=== WHAT YOU SHOULD DO ===
Reproduce the records. Keep every word exact and include no images.

=== TASK INPUT ===
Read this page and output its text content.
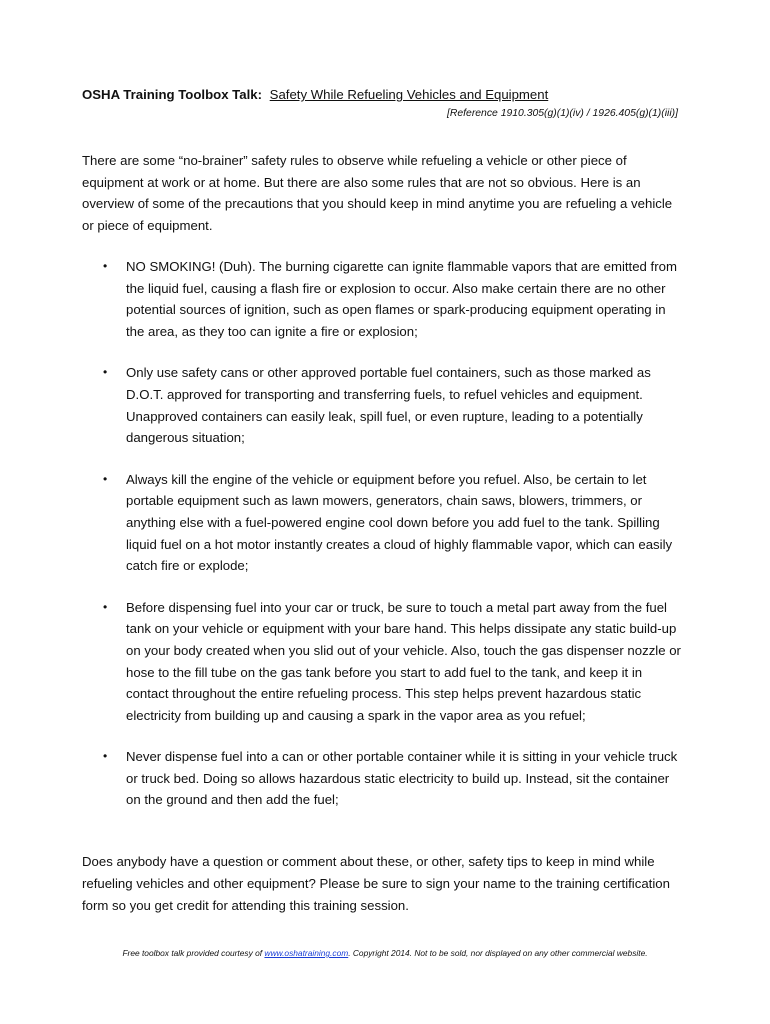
OSHA Training Toolbox Talk: Safety While Refueling Vehicles and Equipment
[Reference 1910.305(g)(1)(iv) / 1926.405(g)(1)(iii)]

There are some “no-brainer” safety rules to observe while refueling a vehicle or other piece of equipment at work or at home. But there are also some rules that are not so obvious. Here is an overview of some of the precautions that you should keep in mind anytime you are refueling a vehicle or piece of equipment.

• NO SMOKING! (Duh). The burning cigarette can ignite flammable vapors that are emitted from the liquid fuel, causing a flash fire or explosion to occur. Also make certain there are no other potential sources of ignition, such as open flames or spark-producing equipment operating in the area, as they too can ignite a fire or explosion;
• Only use safety cans or other approved portable fuel containers, such as those marked as D.O.T. approved for transporting and transferring fuels, to refuel vehicles and equipment. Unapproved containers can easily leak, spill fuel, or even rupture, leading to a potentially dangerous situation;
• Always kill the engine of the vehicle or equipment before you refuel. Also, be certain to let portable equipment such as lawn mowers, generators, chain saws, blowers, trimmers, or anything else with a fuel-powered engine cool down before you add fuel to the tank. Spilling liquid fuel on a hot motor instantly creates a cloud of highly flammable vapor, which can easily catch fire or explode;
• Before dispensing fuel into your car or truck, be sure to touch a metal part away from the fuel tank on your vehicle or equipment with your bare hand. This helps dissipate any static build-up on your body created when you slid out of your vehicle. Also, touch the gas dispenser nozzle or hose to the fill tube on the gas tank before you start to add fuel to the tank, and keep it in contact throughout the entire refueling process. This step helps prevent hazardous static electricity from building up and causing a spark in the vapor area as you refuel;
• Never dispense fuel into a can or other portable container while it is sitting in your vehicle truck or truck bed. Doing so allows hazardous static electricity to build up. Instead, sit the container on the ground and then add the fuel;

Does anybody have a question or comment about these, or other, safety tips to keep in mind while refueling vehicles and other equipment? Please be sure to sign your name to the training certification form so you get credit for attending this training session.

Free toolbox talk provided courtesy of www.oshatraining.com. Copyright 2014. Not to be sold, nor displayed on any other commercial website.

=== TASK SOLUTION ===
Read this page and output its text content.
OSHA Training Toolbox Talk: Safety While Refueling Vehicles and Equipment
[Reference 1910.305(g)(1)(iv) / 1926.405(g)(1)(iii)]

There are some “no-brainer” safety rules to observe while refueling a vehicle or other piece of equipment at work or at home. But there are also some rules that are not so obvious. Here is an overview of some of the precautions that you should keep in mind anytime you are refueling a vehicle or piece of equipment.

• NO SMOKING! (Duh). The burning cigarette can ignite flammable vapors that are emitted from the liquid fuel, causing a flash fire or explosion to occur. Also make certain there are no other potential sources of ignition, such as open flames or spark-producing equipment operating in the area, as they too can ignite a fire or explosion;
• Only use safety cans or other approved portable fuel containers, such as those marked as D.O.T. approved for transporting and transferring fuels, to refuel vehicles and equipment. Unapproved containers can easily leak, spill fuel, or even rupture, leading to a potentially dangerous situation;
• Always kill the engine of the vehicle or equipment before you refuel. Also, be certain to let portable equipment such as lawn mowers, generators, chain saws, blowers, trimmers, or anything else with a fuel-powered engine cool down before you add fuel to the tank. Spilling liquid fuel on a hot motor instantly creates a cloud of highly flammable vapor, which can easily catch fire or explode;
• Before dispensing fuel into your car or truck, be sure to touch a metal part away from the fuel tank on your vehicle or equipment with your bare hand. This helps dissipate any static build-up on your body created when you slid out of your vehicle. Also, touch the gas dispenser nozzle or hose to the fill tube on the gas tank before you start to add fuel to the tank, and keep it in contact throughout the entire refueling process. This step helps prevent hazardous static electricity from building up and causing a spark in the vapor area as you refuel;
• Never dispense fuel into a can or other portable container while it is sitting in your vehicle truck or truck bed. Doing so allows hazardous static electricity to build up. Instead, sit the container on the ground and then add the fuel;

Does anybody have a question or comment about these, or other, safety tips to keep in mind while refueling vehicles and other equipment? Please be sure to sign your name to the training certification form so you get credit for attending this training session.

Free toolbox talk provided courtesy of www.oshatraining.com. Copyright 2014. Not to be sold, nor displayed on any other commercial website.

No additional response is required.